Recorded data
•••

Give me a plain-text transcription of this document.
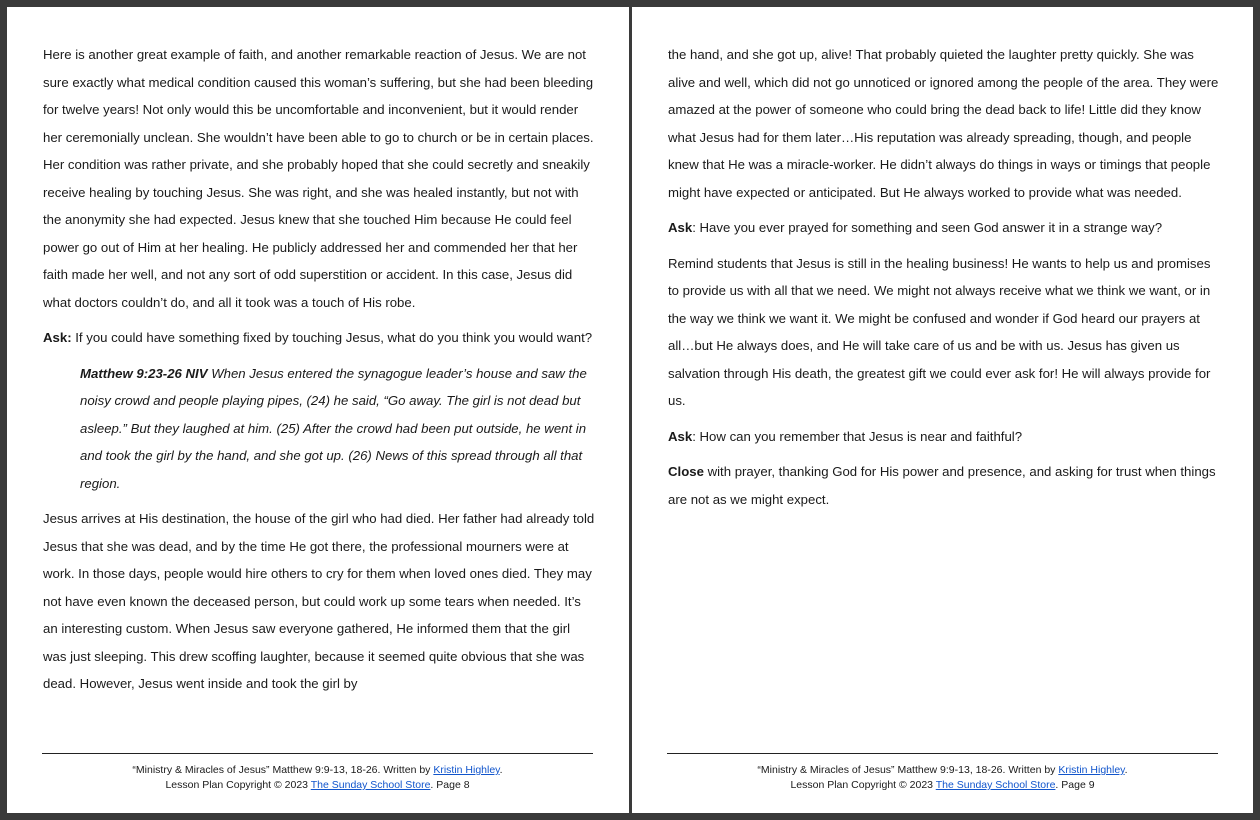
Here is another great example of faith, and another remarkable reaction of Jesus. We are not sure exactly what medical condition caused this woman’s suffering, but she had been bleeding for twelve years! Not only would this be uncomfortable and inconvenient, but it would render her ceremonially unclean. She wouldn’t have been able to go to church or be in certain places. Her condition was rather private, and she probably hoped that she could secretly and sneakily receive healing by touching Jesus. She was right, and she was healed instantly, but not with the anonymity she had expected. Jesus knew that she touched Him because He could feel power go out of Him at her healing. He publicly addressed her and commended her that her faith made her well, and not any sort of odd superstition or accident. In this case, Jesus did what doctors couldn’t do, and all it took was a touch of His robe.

Ask: If you could have something fixed by touching Jesus, what do you think you would want?

Matthew 9:23-26 NIV When Jesus entered the synagogue leader’s house and saw the noisy crowd and people playing pipes, (24) he said, “Go away. The girl is not dead but asleep.” But they laughed at him. (25) After the crowd had been put outside, he went in and took the girl by the hand, and she got up. (26) News of this spread through all that region.

Jesus arrives at His destination, the house of the girl who had died. Her father had already told Jesus that she was dead, and by the time He got there, the professional mourners were at work. In those days, people would hire others to cry for them when loved ones died. They may not have even known the deceased person, but could work up some tears when needed. It’s an interesting custom. When Jesus saw everyone gathered, He informed them that the girl was just sleeping. This drew scoffing laughter, because it seemed quite obvious that she was dead. However, Jesus went inside and took the girl by

“Ministry & Miracles of Jesus” Matthew 9:9-13, 18-26. Written by Kristin Highley.
Lesson Plan Copyright © 2023 The Sunday School Store. Page 8

the hand, and she got up, alive! That probably quieted the laughter pretty quickly. She was alive and well, which did not go unnoticed or ignored among the people of the area. They were amazed at the power of someone who could bring the dead back to life! Little did they know what Jesus had for them later…His reputation was already spreading, though, and people knew that He was a miracle-worker. He didn’t always do things in ways or timings that people might have expected or anticipated. But He always worked to provide what was needed.

Ask: Have you ever prayed for something and seen God answer it in a strange way?

Remind students that Jesus is still in the healing business! He wants to help us and promises to provide us with all that we need. We might not always receive what we think we want, or in the way we think we want it. We might be confused and wonder if God heard our prayers at all…but He always does, and He will take care of us and be with us. Jesus has given us salvation through His death, the greatest gift we could ever ask for! He will always provide for us.

Ask: How can you remember that Jesus is near and faithful?

Close with prayer, thanking God for His power and presence, and asking for trust when things are not as we might expect.

“Ministry & Miracles of Jesus” Matthew 9:9-13, 18-26. Written by Kristin Highley.
Lesson Plan Copyright © 2023 The Sunday School Store. Page 9
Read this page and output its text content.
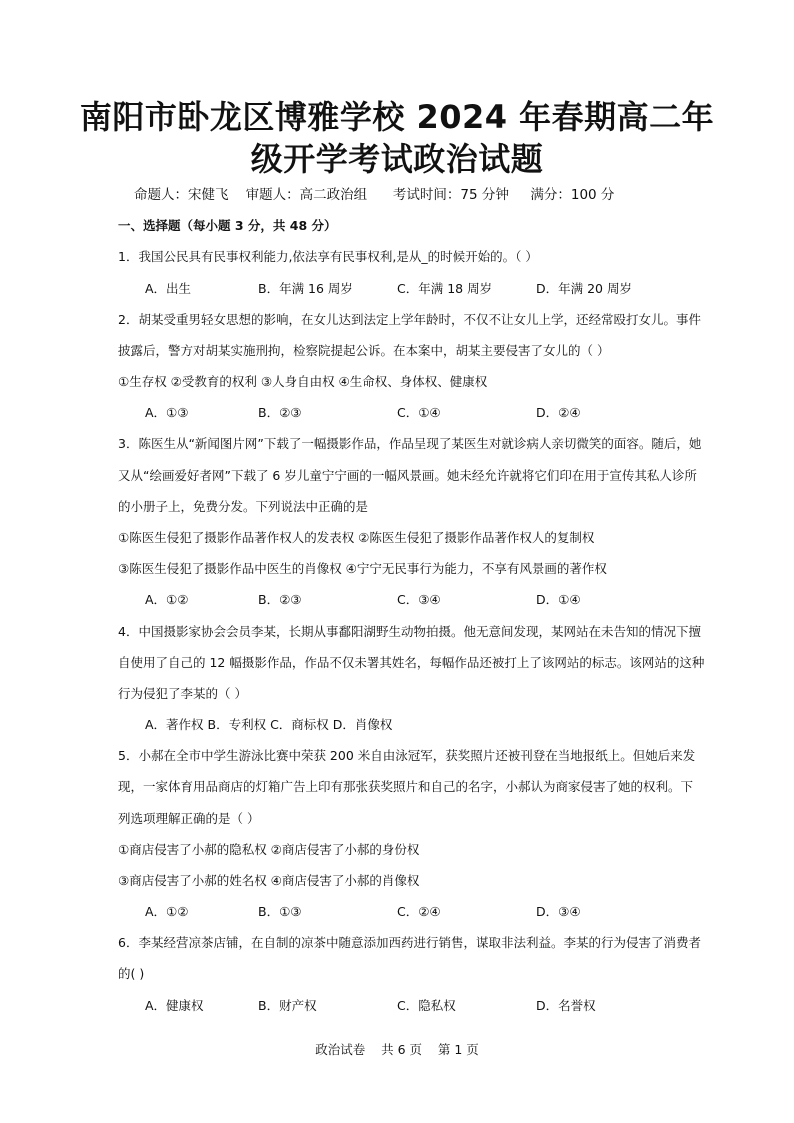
南阳市卧龙区博雅学校 2024 年春期高二年
级开学考试政治试题
命题人：宋健飞 审题人：高二政治组 考试时间：75 分钟 满分：100 分
一、选择题（每小题 3 分，共 48 分）
1．我国公民具有民事权利能力,依法享有民事权利,是从_的时候开始的。（ ）
A．出生	B．年满 16 周岁	C．年满 18 周岁	D．年满 20 周岁
2．胡某受重男轻女思想的影响，在女儿达到法定上学年龄时，不仅不让女儿上学，还经常殴打女儿。事件
披露后，警方对胡某实施刑拘，检察院提起公诉。在本案中，胡某主要侵害了女儿的（ ）
①生存权 ②受教育的权利 ③人身自由权 ④生命权、身体权、健康权
A．①③	B．②③	C．①④	D．②④
3．陈医生从“新闻图片网”下载了一幅摄影作品，作品呈现了某医生对就诊病人亲切微笑的面容。随后，她
又从“绘画爱好者网”下载了 6 岁儿童宁宁画的一幅风景画。她未经允许就将它们印在用于宣传其私人诊所
的小册子上，免费分发。下列说法中正确的是
①陈医生侵犯了摄影作品著作权人的发表权 ②陈医生侵犯了摄影作品著作权人的复制权
③陈医生侵犯了摄影作品中医生的肖像权 ④宁宁无民事行为能力，不享有风景画的著作权
A．①②	B．②③	C．③④	D．①④
4．中国摄影家协会会员李某，长期从事鄱阳湖野生动物拍摄。他无意间发现，某网站在未告知的情况下擅
自使用了自己的 12 幅摄影作品，作品不仅未署其姓名，每幅作品还被打上了该网站的标志。该网站的这种
行为侵犯了李某的（ ）
A．著作权 B．专利权 C．商标权 D．肖像权
5．小郝在全市中学生游泳比赛中荣获 200 米自由泳冠军，获奖照片还被刊登在当地报纸上。但她后来发
现，一家体育用品商店的灯箱广告上印有那张获奖照片和自己的名字，小郝认为商家侵害了她的权利。下
列选项理解正确的是（ ）
①商店侵害了小郝的隐私权 ②商店侵害了小郝的身份权
③商店侵害了小郝的姓名权 ④商店侵害了小郝的肖像权
A．①②	B．①③	C．②④	D．③④
6．李某经营凉茶店铺，在自制的凉茶中随意添加西药进行销售，谋取非法利益。李某的行为侵害了消费者
的( )
A．健康权	B．财产权	C．隐私权	D．名誉权
政治试卷    共 6 页    第 1 页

•••

Find all lines where the word "Store" appears. Copy them.

- THE COMPLETED TASK
Lesson Plan Copyright © 2023 The Sunday School Store. Page 8
Lesson Plan Copyright © 2023 The Sunday School Store. Page 9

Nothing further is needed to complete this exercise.